__RECORDS PROVIDED__

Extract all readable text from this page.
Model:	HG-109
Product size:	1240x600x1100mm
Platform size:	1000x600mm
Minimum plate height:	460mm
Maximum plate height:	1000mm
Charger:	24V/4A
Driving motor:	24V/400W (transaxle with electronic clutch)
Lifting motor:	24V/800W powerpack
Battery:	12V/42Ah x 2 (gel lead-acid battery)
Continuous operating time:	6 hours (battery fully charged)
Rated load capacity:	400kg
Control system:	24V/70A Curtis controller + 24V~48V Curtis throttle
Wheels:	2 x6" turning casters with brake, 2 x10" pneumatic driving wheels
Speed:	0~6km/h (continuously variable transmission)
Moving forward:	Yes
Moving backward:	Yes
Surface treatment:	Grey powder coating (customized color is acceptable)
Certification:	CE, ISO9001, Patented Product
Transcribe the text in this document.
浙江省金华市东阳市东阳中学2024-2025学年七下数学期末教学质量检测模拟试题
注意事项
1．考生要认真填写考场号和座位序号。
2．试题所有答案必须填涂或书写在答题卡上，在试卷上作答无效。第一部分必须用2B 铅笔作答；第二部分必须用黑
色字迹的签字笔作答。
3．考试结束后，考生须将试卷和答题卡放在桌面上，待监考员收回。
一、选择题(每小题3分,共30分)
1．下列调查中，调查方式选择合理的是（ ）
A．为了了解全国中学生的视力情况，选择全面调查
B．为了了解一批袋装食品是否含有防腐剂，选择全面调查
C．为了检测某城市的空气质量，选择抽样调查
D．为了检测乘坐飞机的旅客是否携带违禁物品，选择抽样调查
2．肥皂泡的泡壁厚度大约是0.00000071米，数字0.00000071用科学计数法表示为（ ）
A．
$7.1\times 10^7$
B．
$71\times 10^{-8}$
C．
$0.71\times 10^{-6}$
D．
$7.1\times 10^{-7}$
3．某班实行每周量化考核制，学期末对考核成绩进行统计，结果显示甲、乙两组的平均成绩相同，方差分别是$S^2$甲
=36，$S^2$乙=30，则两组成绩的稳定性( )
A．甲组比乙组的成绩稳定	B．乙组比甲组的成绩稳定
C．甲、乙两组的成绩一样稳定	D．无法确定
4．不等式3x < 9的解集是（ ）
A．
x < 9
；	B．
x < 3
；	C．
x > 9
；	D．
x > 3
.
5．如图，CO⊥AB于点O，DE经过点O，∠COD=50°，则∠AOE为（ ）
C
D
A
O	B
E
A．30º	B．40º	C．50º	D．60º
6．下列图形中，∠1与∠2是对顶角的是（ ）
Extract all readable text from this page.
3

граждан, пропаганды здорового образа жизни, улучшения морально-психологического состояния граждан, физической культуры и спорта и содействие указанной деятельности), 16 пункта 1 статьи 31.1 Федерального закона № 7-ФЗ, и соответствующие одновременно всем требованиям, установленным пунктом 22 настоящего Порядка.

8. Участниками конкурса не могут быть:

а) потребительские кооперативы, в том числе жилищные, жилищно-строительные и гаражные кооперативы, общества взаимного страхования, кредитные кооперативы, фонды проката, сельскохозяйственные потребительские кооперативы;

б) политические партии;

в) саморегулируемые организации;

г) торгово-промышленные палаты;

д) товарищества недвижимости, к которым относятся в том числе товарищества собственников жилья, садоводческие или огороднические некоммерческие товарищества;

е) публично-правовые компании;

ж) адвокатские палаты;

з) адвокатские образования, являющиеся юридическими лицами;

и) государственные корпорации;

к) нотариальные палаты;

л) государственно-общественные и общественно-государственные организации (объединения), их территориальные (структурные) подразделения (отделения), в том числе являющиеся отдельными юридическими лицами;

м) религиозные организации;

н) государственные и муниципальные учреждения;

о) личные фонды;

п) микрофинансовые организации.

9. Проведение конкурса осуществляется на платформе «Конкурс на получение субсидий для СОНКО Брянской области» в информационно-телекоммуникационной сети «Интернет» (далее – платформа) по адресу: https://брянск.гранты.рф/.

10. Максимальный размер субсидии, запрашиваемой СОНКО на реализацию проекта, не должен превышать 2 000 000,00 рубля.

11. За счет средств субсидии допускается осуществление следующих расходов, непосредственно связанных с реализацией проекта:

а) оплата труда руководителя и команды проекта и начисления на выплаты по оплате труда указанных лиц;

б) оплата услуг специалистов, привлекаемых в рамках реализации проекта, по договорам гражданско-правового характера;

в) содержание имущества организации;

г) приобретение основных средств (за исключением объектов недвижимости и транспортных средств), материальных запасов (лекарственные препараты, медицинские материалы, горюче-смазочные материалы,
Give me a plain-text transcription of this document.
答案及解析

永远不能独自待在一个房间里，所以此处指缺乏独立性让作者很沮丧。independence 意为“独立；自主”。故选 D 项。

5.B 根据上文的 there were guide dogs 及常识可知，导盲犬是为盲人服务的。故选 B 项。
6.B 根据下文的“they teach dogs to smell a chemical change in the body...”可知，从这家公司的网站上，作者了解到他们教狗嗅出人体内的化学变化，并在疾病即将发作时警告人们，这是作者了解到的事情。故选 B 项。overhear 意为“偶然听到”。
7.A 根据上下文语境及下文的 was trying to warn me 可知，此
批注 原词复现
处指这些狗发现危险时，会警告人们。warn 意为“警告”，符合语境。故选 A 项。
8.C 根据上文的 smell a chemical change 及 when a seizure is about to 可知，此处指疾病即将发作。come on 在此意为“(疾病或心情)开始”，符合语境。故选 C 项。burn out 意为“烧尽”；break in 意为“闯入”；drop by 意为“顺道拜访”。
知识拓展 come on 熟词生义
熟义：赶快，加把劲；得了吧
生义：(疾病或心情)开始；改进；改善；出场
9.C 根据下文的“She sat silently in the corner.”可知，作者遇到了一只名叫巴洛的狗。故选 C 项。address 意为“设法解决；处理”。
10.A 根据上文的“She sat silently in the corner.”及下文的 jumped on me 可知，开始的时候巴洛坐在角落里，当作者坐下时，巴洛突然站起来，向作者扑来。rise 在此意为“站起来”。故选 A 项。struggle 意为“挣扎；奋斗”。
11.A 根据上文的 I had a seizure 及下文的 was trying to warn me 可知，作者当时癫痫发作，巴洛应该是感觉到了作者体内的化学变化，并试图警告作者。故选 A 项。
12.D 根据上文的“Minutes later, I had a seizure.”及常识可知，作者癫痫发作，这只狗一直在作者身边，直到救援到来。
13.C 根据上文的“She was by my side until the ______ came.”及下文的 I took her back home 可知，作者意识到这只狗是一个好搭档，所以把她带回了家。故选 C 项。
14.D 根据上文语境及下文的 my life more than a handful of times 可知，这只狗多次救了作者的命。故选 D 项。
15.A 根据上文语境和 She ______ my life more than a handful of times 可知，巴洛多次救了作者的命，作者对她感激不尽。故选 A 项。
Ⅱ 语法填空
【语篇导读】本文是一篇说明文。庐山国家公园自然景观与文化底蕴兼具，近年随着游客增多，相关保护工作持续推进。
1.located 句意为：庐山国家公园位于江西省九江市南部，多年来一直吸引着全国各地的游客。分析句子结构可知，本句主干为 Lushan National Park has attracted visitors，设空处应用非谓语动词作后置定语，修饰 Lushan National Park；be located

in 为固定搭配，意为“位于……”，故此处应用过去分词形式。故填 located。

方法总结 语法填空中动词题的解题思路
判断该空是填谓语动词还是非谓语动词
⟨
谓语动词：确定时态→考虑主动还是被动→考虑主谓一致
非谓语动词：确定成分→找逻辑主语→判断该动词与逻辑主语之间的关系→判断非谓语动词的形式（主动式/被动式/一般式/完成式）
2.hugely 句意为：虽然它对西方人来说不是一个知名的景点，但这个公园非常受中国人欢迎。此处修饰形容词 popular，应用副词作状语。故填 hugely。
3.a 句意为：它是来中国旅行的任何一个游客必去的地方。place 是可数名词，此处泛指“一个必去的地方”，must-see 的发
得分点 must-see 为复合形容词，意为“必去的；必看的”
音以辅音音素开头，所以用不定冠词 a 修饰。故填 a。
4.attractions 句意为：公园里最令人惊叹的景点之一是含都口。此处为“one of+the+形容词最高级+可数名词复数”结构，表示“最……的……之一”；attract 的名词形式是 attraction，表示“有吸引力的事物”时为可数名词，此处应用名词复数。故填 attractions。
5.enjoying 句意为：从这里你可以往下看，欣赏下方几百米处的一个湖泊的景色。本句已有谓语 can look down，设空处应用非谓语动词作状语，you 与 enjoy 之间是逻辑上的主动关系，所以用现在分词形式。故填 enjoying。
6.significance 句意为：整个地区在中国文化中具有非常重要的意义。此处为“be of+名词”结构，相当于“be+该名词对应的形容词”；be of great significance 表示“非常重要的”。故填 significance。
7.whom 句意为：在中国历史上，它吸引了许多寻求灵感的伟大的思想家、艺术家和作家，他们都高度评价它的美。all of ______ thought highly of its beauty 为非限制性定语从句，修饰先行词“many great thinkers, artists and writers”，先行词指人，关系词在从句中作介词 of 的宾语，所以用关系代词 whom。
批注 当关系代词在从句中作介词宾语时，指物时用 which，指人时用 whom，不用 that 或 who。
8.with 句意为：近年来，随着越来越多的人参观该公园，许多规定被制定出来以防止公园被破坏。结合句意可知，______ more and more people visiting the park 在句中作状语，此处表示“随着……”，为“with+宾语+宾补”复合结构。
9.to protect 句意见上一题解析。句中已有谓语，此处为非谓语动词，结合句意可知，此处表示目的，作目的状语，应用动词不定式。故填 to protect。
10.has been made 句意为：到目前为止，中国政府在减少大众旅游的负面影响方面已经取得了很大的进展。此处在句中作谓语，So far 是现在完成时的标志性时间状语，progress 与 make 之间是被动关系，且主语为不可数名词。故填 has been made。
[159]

__TASK INSTRUCTIONS__
Scan the material above. Return every line containing the string "with".

__REPLY TO THE TASK__
Driving motor:	24V/400W (transaxle with electronic clutch)
Wheels:	2 x6" turning casters with brake, 2 x10" pneumatic driving wheels
8.with 句意为：近年来，随着越来越多的人参观该公园，许多规定被制定出来以防止公园被破坏。结合句意可知，______ more and more people visiting the park 在句中作状语，此处表示“随着……”，为“with+宾语+宾补”复合结构。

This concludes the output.